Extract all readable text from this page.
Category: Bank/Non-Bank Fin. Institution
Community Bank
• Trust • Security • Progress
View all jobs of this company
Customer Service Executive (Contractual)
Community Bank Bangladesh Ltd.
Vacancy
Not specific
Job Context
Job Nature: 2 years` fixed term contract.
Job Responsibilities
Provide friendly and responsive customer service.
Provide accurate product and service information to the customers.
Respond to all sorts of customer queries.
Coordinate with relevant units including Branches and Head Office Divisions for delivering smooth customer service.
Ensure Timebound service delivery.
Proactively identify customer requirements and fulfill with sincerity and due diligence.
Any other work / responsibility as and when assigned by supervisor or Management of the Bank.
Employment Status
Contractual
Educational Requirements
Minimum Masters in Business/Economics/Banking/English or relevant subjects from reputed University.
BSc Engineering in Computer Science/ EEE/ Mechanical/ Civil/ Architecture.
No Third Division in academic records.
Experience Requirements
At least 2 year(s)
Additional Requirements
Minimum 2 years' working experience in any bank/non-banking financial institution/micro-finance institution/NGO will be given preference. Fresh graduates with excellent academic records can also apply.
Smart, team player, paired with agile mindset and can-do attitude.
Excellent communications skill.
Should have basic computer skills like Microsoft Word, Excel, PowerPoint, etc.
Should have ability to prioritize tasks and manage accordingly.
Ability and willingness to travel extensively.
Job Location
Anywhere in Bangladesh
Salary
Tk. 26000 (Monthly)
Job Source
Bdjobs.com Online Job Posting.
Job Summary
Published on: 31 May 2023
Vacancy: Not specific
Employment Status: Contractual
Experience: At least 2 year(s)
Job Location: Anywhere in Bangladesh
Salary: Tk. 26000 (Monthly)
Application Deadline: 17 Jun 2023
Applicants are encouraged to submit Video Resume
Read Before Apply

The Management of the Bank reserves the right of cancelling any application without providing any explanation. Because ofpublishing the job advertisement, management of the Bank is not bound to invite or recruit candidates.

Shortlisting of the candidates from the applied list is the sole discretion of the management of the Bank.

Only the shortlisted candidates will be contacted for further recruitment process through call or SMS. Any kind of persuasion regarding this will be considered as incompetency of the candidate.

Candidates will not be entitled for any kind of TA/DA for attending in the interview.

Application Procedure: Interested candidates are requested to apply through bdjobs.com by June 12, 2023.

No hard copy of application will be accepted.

Request
Pick out and copy the lines of the material that include the word "Monthly".

Solution to this problem
Tk. 26000 (Monthly)
Salary: Tk. 26000 (Monthly)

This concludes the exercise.